Work instructions -
Please retype the data in full and exactly; the pictures are not part of the copy.
----
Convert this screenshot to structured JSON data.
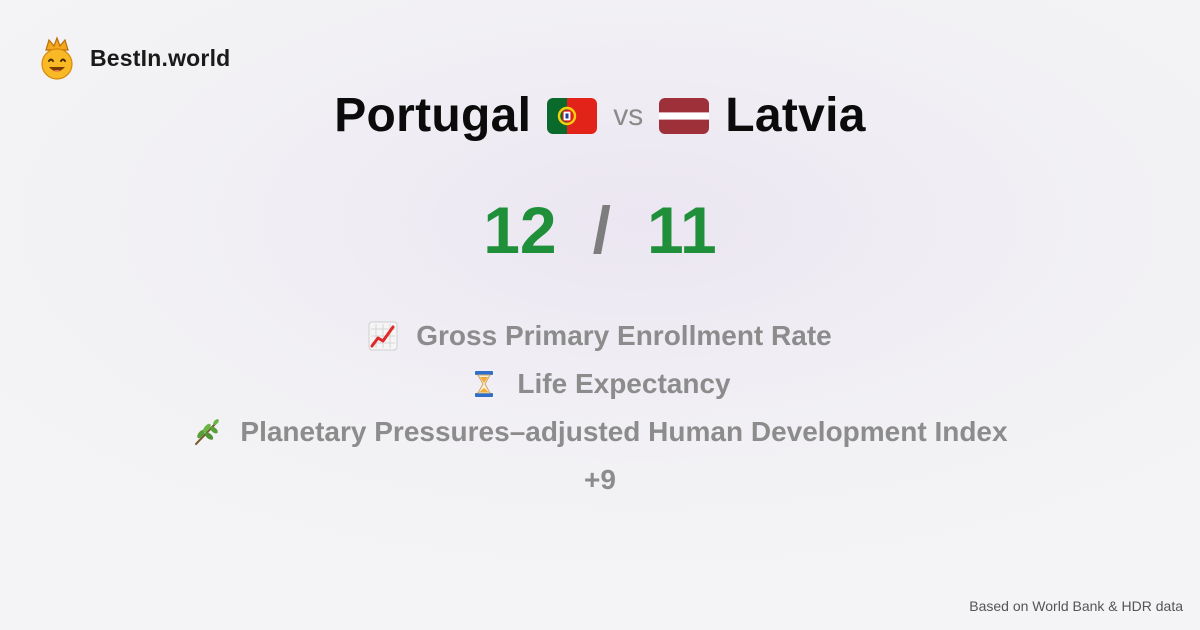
{
  "brand": {
    "name": "BestIn.world",
    "logo_icon": "smiling-crown-face-icon"
  },
  "comparison": {
    "left": {
      "name": "Portugal",
      "flag_icon": "portugal-flag-icon"
    },
    "vs_label": "vs",
    "right": {
      "name": "Latvia",
      "flag_icon": "latvia-flag-icon"
    }
  },
  "score": {
    "left": "12",
    "separator": "/",
    "right": "11",
    "color": "#1f8f3a"
  },
  "metrics": [
    {
      "icon": "chart-increasing-icon",
      "label": "Gross Primary Enrollment Rate"
    },
    {
      "icon": "hourglass-icon",
      "label": "Life Expectancy"
    },
    {
      "icon": "herb-icon",
      "label": "Planetary Pressures–adjusted Human Development Index"
    }
  ],
  "more_label": "+9",
  "footer": {
    "source": "Based on World Bank & HDR data"
  }
}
----
Exercise solution -
Convert this screenshot to structured JSON data.
{
  "brand": {
    "name": "BestIn.world",
    "logo_icon": "smiling-crown-face-icon"
  },
  "comparison": {
    "left": {
      "name": "Portugal",
      "flag_icon": "portugal-flag-icon"
    },
    "vs_label": "vs",
    "right": {
      "name": "Latvia",
      "flag_icon": "latvia-flag-icon"
    }
  },
  "score": {
    "left": "12",
    "separator": "/",
    "right": "11",
    "color": "#1f8f3a"
  },
  "metrics": [
    {
      "icon": "chart-increasing-icon",
      "label": "Gross Primary Enrollment Rate"
    },
    {
      "icon": "hourglass-icon",
      "label": "Life Expectancy"
    },
    {
      "icon": "herb-icon",
      "label": "Planetary Pressures–adjusted Human Development Index"
    }
  ],
  "more_label": "+9",
  "footer": {
    "source": "Based on World Bank & HDR data"
  }
}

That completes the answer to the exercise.